Exercise description: Print out the entries below with no edits.

[start]

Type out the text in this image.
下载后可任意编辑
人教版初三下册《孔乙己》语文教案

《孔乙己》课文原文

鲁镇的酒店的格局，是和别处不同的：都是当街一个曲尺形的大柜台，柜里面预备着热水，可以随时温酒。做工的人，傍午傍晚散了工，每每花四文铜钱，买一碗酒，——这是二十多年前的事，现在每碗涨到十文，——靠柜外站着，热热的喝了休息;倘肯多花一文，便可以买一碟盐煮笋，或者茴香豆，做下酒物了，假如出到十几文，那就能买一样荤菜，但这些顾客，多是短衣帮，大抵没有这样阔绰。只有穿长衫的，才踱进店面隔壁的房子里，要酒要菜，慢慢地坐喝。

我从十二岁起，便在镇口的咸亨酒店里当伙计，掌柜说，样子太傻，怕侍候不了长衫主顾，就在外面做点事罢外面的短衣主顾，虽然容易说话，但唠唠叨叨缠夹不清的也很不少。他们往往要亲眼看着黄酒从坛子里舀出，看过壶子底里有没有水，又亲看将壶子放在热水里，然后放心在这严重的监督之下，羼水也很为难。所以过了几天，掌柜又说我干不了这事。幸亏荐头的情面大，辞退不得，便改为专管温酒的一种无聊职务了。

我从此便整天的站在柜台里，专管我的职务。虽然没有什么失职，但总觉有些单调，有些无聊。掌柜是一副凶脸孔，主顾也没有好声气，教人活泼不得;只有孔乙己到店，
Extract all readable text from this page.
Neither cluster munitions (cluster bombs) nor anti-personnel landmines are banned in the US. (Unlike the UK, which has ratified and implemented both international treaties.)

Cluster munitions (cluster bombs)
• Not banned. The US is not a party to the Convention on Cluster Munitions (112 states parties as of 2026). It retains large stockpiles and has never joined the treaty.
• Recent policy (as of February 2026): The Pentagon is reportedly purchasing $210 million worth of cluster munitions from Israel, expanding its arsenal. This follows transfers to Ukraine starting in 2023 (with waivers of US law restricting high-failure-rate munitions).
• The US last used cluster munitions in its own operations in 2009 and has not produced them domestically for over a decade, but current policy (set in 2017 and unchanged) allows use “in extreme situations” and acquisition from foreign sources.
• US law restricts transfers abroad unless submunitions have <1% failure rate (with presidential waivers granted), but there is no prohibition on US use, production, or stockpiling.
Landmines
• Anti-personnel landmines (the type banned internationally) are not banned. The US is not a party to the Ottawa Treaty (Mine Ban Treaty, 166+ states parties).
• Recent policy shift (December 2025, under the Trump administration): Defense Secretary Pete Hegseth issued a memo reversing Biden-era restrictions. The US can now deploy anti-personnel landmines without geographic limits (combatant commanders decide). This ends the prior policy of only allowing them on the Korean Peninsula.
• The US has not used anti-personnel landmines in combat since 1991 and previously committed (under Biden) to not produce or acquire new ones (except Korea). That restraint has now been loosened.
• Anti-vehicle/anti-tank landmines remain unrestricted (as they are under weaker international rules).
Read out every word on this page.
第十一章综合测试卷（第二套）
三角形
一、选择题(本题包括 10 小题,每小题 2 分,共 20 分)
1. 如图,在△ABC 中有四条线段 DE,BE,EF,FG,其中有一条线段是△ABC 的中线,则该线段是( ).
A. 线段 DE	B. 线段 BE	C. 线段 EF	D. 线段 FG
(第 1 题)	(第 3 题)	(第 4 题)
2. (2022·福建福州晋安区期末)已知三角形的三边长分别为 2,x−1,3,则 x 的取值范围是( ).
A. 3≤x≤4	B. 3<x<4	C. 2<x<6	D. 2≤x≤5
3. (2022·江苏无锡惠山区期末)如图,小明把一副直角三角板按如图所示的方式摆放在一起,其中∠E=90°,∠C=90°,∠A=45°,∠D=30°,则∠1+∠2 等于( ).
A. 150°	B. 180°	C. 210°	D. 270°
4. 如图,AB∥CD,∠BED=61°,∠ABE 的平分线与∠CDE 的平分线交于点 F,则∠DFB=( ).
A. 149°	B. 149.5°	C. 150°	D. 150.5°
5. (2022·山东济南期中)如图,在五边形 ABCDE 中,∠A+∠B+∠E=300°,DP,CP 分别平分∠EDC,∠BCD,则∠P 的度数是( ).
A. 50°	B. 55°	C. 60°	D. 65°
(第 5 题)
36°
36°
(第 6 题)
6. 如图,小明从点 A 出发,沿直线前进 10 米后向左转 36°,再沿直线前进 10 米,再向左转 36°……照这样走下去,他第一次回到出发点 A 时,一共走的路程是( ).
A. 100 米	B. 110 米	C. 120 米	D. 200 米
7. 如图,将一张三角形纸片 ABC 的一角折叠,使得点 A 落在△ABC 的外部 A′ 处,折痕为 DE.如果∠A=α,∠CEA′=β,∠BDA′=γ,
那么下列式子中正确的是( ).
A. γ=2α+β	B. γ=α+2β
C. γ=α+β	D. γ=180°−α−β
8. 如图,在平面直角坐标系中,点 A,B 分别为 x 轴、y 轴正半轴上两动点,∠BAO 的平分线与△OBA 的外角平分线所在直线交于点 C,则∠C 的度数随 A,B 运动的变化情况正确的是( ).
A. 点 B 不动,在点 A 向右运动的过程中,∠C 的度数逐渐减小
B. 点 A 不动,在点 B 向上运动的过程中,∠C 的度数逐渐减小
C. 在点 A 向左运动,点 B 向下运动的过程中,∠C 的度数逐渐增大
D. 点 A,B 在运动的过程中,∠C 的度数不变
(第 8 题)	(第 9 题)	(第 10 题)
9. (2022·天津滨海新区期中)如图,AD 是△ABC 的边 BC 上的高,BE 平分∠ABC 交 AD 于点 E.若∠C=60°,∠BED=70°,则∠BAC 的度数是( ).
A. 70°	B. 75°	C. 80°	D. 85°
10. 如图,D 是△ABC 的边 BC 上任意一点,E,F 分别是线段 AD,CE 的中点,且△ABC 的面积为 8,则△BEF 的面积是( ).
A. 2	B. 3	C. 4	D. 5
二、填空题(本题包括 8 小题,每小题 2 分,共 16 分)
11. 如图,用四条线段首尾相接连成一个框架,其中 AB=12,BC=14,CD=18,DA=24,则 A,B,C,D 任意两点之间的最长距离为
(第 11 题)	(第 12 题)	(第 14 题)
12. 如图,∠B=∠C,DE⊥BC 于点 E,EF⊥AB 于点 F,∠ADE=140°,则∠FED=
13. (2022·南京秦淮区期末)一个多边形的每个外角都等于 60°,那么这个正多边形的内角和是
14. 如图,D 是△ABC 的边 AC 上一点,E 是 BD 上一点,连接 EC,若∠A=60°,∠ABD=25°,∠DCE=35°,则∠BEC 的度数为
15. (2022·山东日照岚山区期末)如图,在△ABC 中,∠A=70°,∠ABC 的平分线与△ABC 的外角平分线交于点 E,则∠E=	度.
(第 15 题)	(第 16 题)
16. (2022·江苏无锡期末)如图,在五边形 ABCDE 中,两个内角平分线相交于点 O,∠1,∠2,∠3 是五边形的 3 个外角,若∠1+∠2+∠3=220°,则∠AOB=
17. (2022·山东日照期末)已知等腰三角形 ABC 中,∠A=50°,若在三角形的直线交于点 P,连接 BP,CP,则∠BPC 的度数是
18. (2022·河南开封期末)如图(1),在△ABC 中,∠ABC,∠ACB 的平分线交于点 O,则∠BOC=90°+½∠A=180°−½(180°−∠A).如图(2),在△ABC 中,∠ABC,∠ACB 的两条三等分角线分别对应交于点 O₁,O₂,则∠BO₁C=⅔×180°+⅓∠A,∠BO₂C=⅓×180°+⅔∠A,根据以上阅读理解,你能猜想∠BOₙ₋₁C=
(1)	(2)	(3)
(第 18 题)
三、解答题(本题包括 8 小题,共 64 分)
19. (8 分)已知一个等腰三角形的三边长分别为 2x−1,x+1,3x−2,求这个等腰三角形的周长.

[end]

Task solution:
Type out the text in this image.
下载后可任意编辑
人教版初三下册《孔乙己》语文教案

《孔乙己》课文原文

鲁镇的酒店的格局，是和别处不同的：都是当街一个曲尺形的大柜台，柜里面预备着热水，可以随时温酒。做工的人，傍午傍晚散了工，每每花四文铜钱，买一碗酒，——这是二十多年前的事，现在每碗涨到十文，——靠柜外站着，热热的喝了休息;倘肯多花一文，便可以买一碟盐煮笋，或者茴香豆，做下酒物了，假如出到十几文，那就能买一样荤菜，但这些顾客，多是短衣帮，大抵没有这样阔绰。只有穿长衫的，才踱进店面隔壁的房子里，要酒要菜，慢慢地坐喝。

我从十二岁起，便在镇口的咸亨酒店里当伙计，掌柜说，样子太傻，怕侍候不了长衫主顾，就在外面做点事罢外面的短衣主顾，虽然容易说话，但唠唠叨叨缠夹不清的也很不少。他们往往要亲眼看着黄酒从坛子里舀出，看过壶子底里有没有水，又亲看将壶子放在热水里，然后放心在这严重的监督之下，羼水也很为难。所以过了几天，掌柜又说我干不了这事。幸亏荐头的情面大，辞退不得，便改为专管温酒的一种无聊职务了。

我从此便整天的站在柜台里，专管我的职务。虽然没有什么失职，但总觉有些单调，有些无聊。掌柜是一副凶脸孔，主顾也没有好声气，教人活泼不得;只有孔乙己到店，
Extract all readable text from this page.
Neither cluster munitions (cluster bombs) nor anti-personnel landmines are banned in the US. (Unlike the UK, which has ratified and implemented both international treaties.)

Cluster munitions (cluster bombs)
• Not banned. The US is not a party to the Convention on Cluster Munitions (112 states parties as of 2026). It retains large stockpiles and has never joined the treaty.
• Recent policy (as of February 2026): The Pentagon is reportedly purchasing $210 million worth of cluster munitions from Israel, expanding its arsenal. This follows transfers to Ukraine starting in 2023 (with waivers of US law restricting high-failure-rate munitions).
• The US last used cluster munitions in its own operations in 2009 and has not produced them domestically for over a decade, but current policy (set in 2017 and unchanged) allows use “in extreme situations” and acquisition from foreign sources.
• US law restricts transfers abroad unless submunitions have <1% failure rate (with presidential waivers granted), but there is no prohibition on US use, production, or stockpiling.
Landmines
• Anti-personnel landmines (the type banned internationally) are not banned. The US is not a party to the Ottawa Treaty (Mine Ban Treaty, 166+ states parties).
• Recent policy shift (December 2025, under the Trump administration): Defense Secretary Pete Hegseth issued a memo reversing Biden-era restrictions. The US can now deploy anti-personnel landmines without geographic limits (combatant commanders decide). This ends the prior policy of only allowing them on the Korean Peninsula.
• The US has not used anti-personnel landmines in combat since 1991 and previously committed (under Biden) to not produce or acquire new ones (except Korea). That restraint has now been loosened.
• Anti-vehicle/anti-tank landmines remain unrestricted (as they are under weaker international rules).
Read out every word on this page.
第十一章综合测试卷（第二套）
三角形
一、选择题(本题包括 10 小题,每小题 2 分,共 20 分)
1. 如图,在△ABC 中有四条线段 DE,BE,EF,FG,其中有一条线段是△ABC 的中线,则该线段是( ).
A. 线段 DE	B. 线段 BE	C. 线段 EF	D. 线段 FG
(第 1 题)	(第 3 题)	(第 4 题)
2. (2022·福建福州晋安区期末)已知三角形的三边长分别为 2,x−1,3,则 x 的取值范围是( ).
A. 3≤x≤4	B. 3<x<4	C. 2<x<6	D. 2≤x≤5
3. (2022·江苏无锡惠山区期末)如图,小明把一副直角三角板按如图所示的方式摆放在一起,其中∠E=90°,∠C=90°,∠A=45°,∠D=30°,则∠1+∠2 等于( ).
A. 150°	B. 180°	C. 210°	D. 270°
4. 如图,AB∥CD,∠BED=61°,∠ABE 的平分线与∠CDE 的平分线交于点 F,则∠DFB=( ).
A. 149°	B. 149.5°	C. 150°	D. 150.5°
5. (2022·山东济南期中)如图,在五边形 ABCDE 中,∠A+∠B+∠E=300°,DP,CP 分别平分∠EDC,∠BCD,则∠P 的度数是( ).
A. 50°	B. 55°	C. 60°	D. 65°
(第 5 题)
36°
36°
(第 6 题)
6. 如图,小明从点 A 出发,沿直线前进 10 米后向左转 36°,再沿直线前进 10 米,再向左转 36°……照这样走下去,他第一次回到出发点 A 时,一共走的路程是( ).
A. 100 米	B. 110 米	C. 120 米	D. 200 米
7. 如图,将一张三角形纸片 ABC 的一角折叠,使得点 A 落在△ABC 的外部 A′ 处,折痕为 DE.如果∠A=α,∠CEA′=β,∠BDA′=γ,
那么下列式子中正确的是( ).
A. γ=2α+β	B. γ=α+2β
C. γ=α+β	D. γ=180°−α−β
8. 如图,在平面直角坐标系中,点 A,B 分别为 x 轴、y 轴正半轴上两动点,∠BAO 的平分线与△OBA 的外角平分线所在直线交于点 C,则∠C 的度数随 A,B 运动的变化情况正确的是( ).
A. 点 B 不动,在点 A 向右运动的过程中,∠C 的度数逐渐减小
B. 点 A 不动,在点 B 向上运动的过程中,∠C 的度数逐渐减小
C. 在点 A 向左运动,点 B 向下运动的过程中,∠C 的度数逐渐增大
D. 点 A,B 在运动的过程中,∠C 的度数不变
(第 8 题)	(第 9 题)	(第 10 题)
9. (2022·天津滨海新区期中)如图,AD 是△ABC 的边 BC 上的高,BE 平分∠ABC 交 AD 于点 E.若∠C=60°,∠BED=70°,则∠BAC 的度数是( ).
A. 70°	B. 75°	C. 80°	D. 85°
10. 如图,D 是△ABC 的边 BC 上任意一点,E,F 分别是线段 AD,CE 的中点,且△ABC 的面积为 8,则△BEF 的面积是( ).
A. 2	B. 3	C. 4	D. 5
二、填空题(本题包括 8 小题,每小题 2 分,共 16 分)
11. 如图,用四条线段首尾相接连成一个框架,其中 AB=12,BC=14,CD=18,DA=24,则 A,B,C,D 任意两点之间的最长距离为
(第 11 题)	(第 12 题)	(第 14 题)
12. 如图,∠B=∠C,DE⊥BC 于点 E,EF⊥AB 于点 F,∠ADE=140°,则∠FED=
13. (2022·南京秦淮区期末)一个多边形的每个外角都等于 60°,那么这个正多边形的内角和是
14. 如图,D 是△ABC 的边 AC 上一点,E 是 BD 上一点,连接 EC,若∠A=60°,∠ABD=25°,∠DCE=35°,则∠BEC 的度数为
15. (2022·山东日照岚山区期末)如图,在△ABC 中,∠A=70°,∠ABC 的平分线与△ABC 的外角平分线交于点 E,则∠E=	度.
(第 15 题)	(第 16 题)
16. (2022·江苏无锡期末)如图,在五边形 ABCDE 中,两个内角平分线相交于点 O,∠1,∠2,∠3 是五边形的 3 个外角,若∠1+∠2+∠3=220°,则∠AOB=
17. (2022·山东日照期末)已知等腰三角形 ABC 中,∠A=50°,若在三角形的直线交于点 P,连接 BP,CP,则∠BPC 的度数是
18. (2022·河南开封期末)如图(1),在△ABC 中,∠ABC,∠ACB 的平分线交于点 O,则∠BOC=90°+½∠A=180°−½(180°−∠A).如图(2),在△ABC 中,∠ABC,∠ACB 的两条三等分角线分别对应交于点 O₁,O₂,则∠BO₁C=⅔×180°+⅓∠A,∠BO₂C=⅓×180°+⅔∠A,根据以上阅读理解,你能猜想∠BOₙ₋₁C=
(1)	(2)	(3)
(第 18 题)
三、解答题(本题包括 8 小题,共 64 分)
19. (8 分)已知一个等腰三角形的三边长分别为 2x−1,x+1,3x−2,求这个等腰三角形的周长.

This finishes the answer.